%%

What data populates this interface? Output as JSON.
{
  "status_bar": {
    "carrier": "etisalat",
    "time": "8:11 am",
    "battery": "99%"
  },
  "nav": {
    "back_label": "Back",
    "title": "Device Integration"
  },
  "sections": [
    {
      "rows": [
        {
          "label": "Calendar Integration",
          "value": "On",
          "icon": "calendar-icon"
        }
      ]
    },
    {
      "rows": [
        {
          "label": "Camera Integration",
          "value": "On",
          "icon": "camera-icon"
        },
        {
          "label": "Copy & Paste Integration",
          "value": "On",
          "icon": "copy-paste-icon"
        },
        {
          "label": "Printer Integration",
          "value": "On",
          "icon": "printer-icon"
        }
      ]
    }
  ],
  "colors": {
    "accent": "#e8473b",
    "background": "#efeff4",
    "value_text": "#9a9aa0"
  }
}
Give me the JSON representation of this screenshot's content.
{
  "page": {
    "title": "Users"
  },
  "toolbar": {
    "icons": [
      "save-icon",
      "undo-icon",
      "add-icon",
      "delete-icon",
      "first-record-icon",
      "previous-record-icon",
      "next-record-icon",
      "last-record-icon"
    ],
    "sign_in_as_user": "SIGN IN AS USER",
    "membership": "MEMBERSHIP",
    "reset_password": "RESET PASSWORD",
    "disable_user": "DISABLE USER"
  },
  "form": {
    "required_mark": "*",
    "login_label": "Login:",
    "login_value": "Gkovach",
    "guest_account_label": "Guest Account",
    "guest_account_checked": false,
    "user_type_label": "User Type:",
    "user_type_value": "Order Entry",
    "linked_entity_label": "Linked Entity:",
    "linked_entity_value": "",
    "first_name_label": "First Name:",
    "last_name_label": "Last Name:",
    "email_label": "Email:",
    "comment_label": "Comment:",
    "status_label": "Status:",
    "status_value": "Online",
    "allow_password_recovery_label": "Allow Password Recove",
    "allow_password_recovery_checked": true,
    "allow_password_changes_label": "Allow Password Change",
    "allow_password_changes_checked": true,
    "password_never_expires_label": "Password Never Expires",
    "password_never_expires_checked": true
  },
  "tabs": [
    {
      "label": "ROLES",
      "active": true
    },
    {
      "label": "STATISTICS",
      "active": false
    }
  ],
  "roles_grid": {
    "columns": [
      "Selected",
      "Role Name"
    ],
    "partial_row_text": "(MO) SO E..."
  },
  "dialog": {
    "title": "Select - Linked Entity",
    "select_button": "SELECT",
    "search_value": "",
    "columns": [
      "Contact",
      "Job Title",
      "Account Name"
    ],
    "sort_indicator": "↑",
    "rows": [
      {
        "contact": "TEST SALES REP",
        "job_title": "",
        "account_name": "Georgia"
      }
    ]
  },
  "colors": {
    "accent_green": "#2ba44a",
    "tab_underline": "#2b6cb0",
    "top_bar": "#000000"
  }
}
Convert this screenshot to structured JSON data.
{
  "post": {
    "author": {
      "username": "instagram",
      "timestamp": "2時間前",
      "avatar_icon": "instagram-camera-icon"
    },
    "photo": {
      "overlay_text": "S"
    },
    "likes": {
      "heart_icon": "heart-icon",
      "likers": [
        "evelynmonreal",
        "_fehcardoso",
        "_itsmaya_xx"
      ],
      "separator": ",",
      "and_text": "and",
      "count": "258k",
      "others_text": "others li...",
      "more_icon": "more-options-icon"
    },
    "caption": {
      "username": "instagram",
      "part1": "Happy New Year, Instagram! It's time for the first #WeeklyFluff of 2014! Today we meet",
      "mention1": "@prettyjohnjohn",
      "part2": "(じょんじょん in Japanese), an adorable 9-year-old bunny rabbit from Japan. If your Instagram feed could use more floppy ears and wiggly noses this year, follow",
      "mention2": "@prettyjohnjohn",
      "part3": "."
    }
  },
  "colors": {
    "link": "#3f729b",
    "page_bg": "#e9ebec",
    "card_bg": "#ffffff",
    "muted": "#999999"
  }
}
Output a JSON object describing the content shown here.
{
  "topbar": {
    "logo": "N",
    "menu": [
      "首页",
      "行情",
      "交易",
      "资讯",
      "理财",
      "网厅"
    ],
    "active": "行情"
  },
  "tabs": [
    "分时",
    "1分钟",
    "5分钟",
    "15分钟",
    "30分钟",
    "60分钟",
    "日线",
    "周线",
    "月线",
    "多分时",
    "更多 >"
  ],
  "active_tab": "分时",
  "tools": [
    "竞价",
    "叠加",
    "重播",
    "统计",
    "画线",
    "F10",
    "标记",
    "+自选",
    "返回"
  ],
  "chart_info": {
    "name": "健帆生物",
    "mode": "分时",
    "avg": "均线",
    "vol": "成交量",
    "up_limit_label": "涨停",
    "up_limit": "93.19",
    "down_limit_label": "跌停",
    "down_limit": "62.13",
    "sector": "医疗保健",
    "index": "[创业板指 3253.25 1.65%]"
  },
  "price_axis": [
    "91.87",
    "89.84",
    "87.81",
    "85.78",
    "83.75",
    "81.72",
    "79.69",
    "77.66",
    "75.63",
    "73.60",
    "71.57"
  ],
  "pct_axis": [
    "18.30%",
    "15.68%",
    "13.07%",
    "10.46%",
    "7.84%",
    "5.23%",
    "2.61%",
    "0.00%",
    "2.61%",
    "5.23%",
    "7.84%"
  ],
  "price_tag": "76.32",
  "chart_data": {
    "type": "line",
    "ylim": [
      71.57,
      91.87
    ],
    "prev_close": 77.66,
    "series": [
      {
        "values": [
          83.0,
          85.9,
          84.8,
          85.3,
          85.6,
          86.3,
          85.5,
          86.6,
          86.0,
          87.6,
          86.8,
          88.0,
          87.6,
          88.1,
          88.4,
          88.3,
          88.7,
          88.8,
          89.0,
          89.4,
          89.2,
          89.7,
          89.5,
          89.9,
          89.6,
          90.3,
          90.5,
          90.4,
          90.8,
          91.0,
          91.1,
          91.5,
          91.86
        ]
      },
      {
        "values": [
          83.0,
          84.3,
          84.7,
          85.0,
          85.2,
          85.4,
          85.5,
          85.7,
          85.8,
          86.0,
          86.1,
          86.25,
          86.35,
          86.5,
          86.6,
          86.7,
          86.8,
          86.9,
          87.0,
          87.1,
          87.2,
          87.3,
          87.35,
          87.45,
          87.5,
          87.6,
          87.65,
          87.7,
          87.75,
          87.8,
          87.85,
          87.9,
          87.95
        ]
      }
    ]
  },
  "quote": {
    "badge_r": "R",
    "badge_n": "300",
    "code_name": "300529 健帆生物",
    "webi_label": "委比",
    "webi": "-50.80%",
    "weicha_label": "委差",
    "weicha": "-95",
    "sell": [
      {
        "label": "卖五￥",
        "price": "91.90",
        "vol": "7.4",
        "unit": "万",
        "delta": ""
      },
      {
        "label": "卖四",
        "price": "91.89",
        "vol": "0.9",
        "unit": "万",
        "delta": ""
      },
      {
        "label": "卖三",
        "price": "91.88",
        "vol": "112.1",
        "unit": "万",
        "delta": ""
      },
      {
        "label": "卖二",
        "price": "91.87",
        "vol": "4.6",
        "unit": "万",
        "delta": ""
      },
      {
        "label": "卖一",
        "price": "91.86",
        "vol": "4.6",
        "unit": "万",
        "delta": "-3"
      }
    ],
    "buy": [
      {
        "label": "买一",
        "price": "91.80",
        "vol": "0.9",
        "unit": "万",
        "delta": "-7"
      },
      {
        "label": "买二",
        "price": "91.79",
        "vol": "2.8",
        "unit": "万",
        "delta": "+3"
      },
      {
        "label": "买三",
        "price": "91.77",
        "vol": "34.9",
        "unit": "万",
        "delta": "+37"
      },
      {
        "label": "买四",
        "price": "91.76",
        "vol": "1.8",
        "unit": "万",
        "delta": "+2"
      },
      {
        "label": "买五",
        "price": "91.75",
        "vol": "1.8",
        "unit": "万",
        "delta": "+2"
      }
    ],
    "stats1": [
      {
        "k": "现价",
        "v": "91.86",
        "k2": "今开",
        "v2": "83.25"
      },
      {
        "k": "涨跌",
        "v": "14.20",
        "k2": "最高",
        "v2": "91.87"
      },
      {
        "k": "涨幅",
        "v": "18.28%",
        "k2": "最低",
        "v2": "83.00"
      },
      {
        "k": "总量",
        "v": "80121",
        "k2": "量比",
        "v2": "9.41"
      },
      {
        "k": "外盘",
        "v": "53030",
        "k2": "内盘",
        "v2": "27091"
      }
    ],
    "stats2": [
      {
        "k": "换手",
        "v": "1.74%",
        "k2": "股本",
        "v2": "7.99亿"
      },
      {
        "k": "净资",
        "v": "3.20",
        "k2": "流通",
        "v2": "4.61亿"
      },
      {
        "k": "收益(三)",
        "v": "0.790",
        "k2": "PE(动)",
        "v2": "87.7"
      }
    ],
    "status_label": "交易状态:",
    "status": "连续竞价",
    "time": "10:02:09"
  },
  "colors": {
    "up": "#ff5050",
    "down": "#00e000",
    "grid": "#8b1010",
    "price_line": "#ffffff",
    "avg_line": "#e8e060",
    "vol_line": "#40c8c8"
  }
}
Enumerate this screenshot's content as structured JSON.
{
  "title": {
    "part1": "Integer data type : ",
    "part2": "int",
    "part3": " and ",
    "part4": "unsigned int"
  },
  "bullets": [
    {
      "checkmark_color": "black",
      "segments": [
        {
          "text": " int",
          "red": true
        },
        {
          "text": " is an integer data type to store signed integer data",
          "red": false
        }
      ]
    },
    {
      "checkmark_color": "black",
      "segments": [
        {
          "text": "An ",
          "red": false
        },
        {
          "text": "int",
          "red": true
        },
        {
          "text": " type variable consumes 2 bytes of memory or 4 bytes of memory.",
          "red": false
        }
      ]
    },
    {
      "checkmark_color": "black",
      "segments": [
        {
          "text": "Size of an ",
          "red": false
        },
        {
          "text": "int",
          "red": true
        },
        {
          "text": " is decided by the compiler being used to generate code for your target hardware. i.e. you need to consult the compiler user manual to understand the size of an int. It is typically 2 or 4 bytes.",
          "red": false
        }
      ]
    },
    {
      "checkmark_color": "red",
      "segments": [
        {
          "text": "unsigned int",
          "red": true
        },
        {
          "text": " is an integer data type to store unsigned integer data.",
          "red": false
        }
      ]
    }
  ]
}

%%

**THE REQUEST:** Gather from the records above every line containing the string "JSON".

**FULL SOLUTION:**
What data populates this interface? Output as JSON.
Give me the JSON representation of this screenshot's content.
Convert this screenshot to structured JSON data.
Output a JSON object describing the content shown here.
Enumerate this screenshot's content as structured JSON.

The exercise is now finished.